Work to complete: Print the listing below in its entirety, character for character.
* Start *
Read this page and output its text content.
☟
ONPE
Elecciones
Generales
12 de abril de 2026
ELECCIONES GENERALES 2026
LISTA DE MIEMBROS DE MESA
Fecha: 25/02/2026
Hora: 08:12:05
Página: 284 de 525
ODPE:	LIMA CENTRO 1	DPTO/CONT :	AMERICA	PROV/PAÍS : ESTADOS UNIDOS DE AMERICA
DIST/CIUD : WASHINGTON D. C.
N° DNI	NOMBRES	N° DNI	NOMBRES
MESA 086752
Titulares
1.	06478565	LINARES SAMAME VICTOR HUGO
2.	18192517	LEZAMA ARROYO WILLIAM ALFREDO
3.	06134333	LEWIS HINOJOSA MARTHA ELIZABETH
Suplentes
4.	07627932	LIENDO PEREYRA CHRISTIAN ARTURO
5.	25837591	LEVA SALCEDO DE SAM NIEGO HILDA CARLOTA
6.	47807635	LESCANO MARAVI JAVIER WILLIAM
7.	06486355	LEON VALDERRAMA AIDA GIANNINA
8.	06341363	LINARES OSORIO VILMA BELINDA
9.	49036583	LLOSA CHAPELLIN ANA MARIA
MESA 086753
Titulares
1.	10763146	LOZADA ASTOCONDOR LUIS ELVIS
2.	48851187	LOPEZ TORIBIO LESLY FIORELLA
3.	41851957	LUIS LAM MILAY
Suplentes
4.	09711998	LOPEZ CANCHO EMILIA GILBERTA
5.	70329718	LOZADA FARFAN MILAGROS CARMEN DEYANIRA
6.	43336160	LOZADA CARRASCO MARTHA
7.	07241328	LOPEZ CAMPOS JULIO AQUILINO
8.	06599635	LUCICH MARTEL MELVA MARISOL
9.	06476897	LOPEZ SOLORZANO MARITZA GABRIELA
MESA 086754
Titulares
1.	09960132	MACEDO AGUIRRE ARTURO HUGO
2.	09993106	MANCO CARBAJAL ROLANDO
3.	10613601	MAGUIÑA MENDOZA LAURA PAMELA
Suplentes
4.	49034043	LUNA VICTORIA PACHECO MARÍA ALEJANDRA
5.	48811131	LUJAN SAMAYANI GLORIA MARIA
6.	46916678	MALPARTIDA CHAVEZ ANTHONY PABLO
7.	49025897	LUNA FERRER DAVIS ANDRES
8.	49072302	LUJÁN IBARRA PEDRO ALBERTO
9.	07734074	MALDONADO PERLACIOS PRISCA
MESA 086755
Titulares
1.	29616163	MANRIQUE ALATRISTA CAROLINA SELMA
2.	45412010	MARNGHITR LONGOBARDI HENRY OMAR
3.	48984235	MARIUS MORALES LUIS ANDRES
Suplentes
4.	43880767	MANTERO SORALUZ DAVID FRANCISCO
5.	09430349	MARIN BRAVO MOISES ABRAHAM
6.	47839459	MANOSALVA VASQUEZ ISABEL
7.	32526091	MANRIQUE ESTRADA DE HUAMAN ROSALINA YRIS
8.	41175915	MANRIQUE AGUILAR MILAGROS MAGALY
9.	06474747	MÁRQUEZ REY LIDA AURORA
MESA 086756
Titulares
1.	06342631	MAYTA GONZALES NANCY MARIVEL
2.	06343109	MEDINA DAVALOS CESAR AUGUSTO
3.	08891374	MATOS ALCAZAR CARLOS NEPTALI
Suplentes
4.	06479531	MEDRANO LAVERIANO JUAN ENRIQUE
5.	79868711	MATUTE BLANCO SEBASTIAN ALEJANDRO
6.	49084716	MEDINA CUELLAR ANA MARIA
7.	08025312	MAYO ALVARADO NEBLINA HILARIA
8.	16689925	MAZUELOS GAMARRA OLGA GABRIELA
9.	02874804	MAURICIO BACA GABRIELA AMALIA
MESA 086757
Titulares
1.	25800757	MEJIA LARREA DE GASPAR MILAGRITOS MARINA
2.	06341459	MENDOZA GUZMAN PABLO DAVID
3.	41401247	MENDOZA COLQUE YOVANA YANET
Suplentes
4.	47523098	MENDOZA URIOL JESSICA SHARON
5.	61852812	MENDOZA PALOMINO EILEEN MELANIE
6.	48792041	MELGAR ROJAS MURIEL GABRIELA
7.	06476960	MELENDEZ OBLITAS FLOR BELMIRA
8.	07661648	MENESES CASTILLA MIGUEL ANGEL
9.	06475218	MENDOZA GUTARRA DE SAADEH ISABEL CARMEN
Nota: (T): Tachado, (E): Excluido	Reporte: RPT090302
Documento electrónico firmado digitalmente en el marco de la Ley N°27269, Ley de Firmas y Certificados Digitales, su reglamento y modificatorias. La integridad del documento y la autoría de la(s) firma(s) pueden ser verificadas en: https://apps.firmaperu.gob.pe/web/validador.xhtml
* End *
Task solution:
Read this page and output its text content.
☟
ONPE
Elecciones
Generales
12 de abril de 2026
ELECCIONES GENERALES 2026
LISTA DE MIEMBROS DE MESA
Fecha: 25/02/2026
Hora: 08:12:05
Página: 284 de 525
ODPE:	LIMA CENTRO 1	DPTO/CONT :	AMERICA	PROV/PAÍS : ESTADOS UNIDOS DE AMERICA
DIST/CIUD : WASHINGTON D. C.
N° DNI	NOMBRES	N° DNI	NOMBRES
MESA 086752
Titulares
1.	06478565	LINARES SAMAME VICTOR HUGO
2.	18192517	LEZAMA ARROYO WILLIAM ALFREDO
3.	06134333	LEWIS HINOJOSA MARTHA ELIZABETH
Suplentes
4.	07627932	LIENDO PEREYRA CHRISTIAN ARTURO
5.	25837591	LEVA SALCEDO DE SAM NIEGO HILDA CARLOTA
6.	47807635	LESCANO MARAVI JAVIER WILLIAM
7.	06486355	LEON VALDERRAMA AIDA GIANNINA
8.	06341363	LINARES OSORIO VILMA BELINDA
9.	49036583	LLOSA CHAPELLIN ANA MARIA
MESA 086753
Titulares
1.	10763146	LOZADA ASTOCONDOR LUIS ELVIS
2.	48851187	LOPEZ TORIBIO LESLY FIORELLA
3.	41851957	LUIS LAM MILAY
Suplentes
4.	09711998	LOPEZ CANCHO EMILIA GILBERTA
5.	70329718	LOZADA FARFAN MILAGROS CARMEN DEYANIRA
6.	43336160	LOZADA CARRASCO MARTHA
7.	07241328	LOPEZ CAMPOS JULIO AQUILINO
8.	06599635	LUCICH MARTEL MELVA MARISOL
9.	06476897	LOPEZ SOLORZANO MARITZA GABRIELA
MESA 086754
Titulares
1.	09960132	MACEDO AGUIRRE ARTURO HUGO
2.	09993106	MANCO CARBAJAL ROLANDO
3.	10613601	MAGUIÑA MENDOZA LAURA PAMELA
Suplentes
4.	49034043	LUNA VICTORIA PACHECO MARÍA ALEJANDRA
5.	48811131	LUJAN SAMAYANI GLORIA MARIA
6.	46916678	MALPARTIDA CHAVEZ ANTHONY PABLO
7.	49025897	LUNA FERRER DAVIS ANDRES
8.	49072302	LUJÁN IBARRA PEDRO ALBERTO
9.	07734074	MALDONADO PERLACIOS PRISCA
MESA 086755
Titulares
1.	29616163	MANRIQUE ALATRISTA CAROLINA SELMA
2.	45412010	MARNGHITR LONGOBARDI HENRY OMAR
3.	48984235	MARIUS MORALES LUIS ANDRES
Suplentes
4.	43880767	MANTERO SORALUZ DAVID FRANCISCO
5.	09430349	MARIN BRAVO MOISES ABRAHAM
6.	47839459	MANOSALVA VASQUEZ ISABEL
7.	32526091	MANRIQUE ESTRADA DE HUAMAN ROSALINA YRIS
8.	41175915	MANRIQUE AGUILAR MILAGROS MAGALY
9.	06474747	MÁRQUEZ REY LIDA AURORA
MESA 086756
Titulares
1.	06342631	MAYTA GONZALES NANCY MARIVEL
2.	06343109	MEDINA DAVALOS CESAR AUGUSTO
3.	08891374	MATOS ALCAZAR CARLOS NEPTALI
Suplentes
4.	06479531	MEDRANO LAVERIANO JUAN ENRIQUE
5.	79868711	MATUTE BLANCO SEBASTIAN ALEJANDRO
6.	49084716	MEDINA CUELLAR ANA MARIA
7.	08025312	MAYO ALVARADO NEBLINA HILARIA
8.	16689925	MAZUELOS GAMARRA OLGA GABRIELA
9.	02874804	MAURICIO BACA GABRIELA AMALIA
MESA 086757
Titulares
1.	25800757	MEJIA LARREA DE GASPAR MILAGRITOS MARINA
2.	06341459	MENDOZA GUZMAN PABLO DAVID
3.	41401247	MENDOZA COLQUE YOVANA YANET
Suplentes
4.	47523098	MENDOZA URIOL JESSICA SHARON
5.	61852812	MENDOZA PALOMINO EILEEN MELANIE
6.	48792041	MELGAR ROJAS MURIEL GABRIELA
7.	06476960	MELENDEZ OBLITAS FLOR BELMIRA
8.	07661648	MENESES CASTILLA MIGUEL ANGEL
9.	06475218	MENDOZA GUTARRA DE SAADEH ISABEL CARMEN
Nota: (T): Tachado, (E): Excluido	Reporte: RPT090302
Documento electrónico firmado digitalmente en el marco de la Ley N°27269, Ley de Firmas y Certificados Digitales, su reglamento y modificatorias. La integridad del documento y la autoría de la(s) firma(s) pueden ser verificadas en: https://apps.firmaperu.gob.pe/web/validador.xhtml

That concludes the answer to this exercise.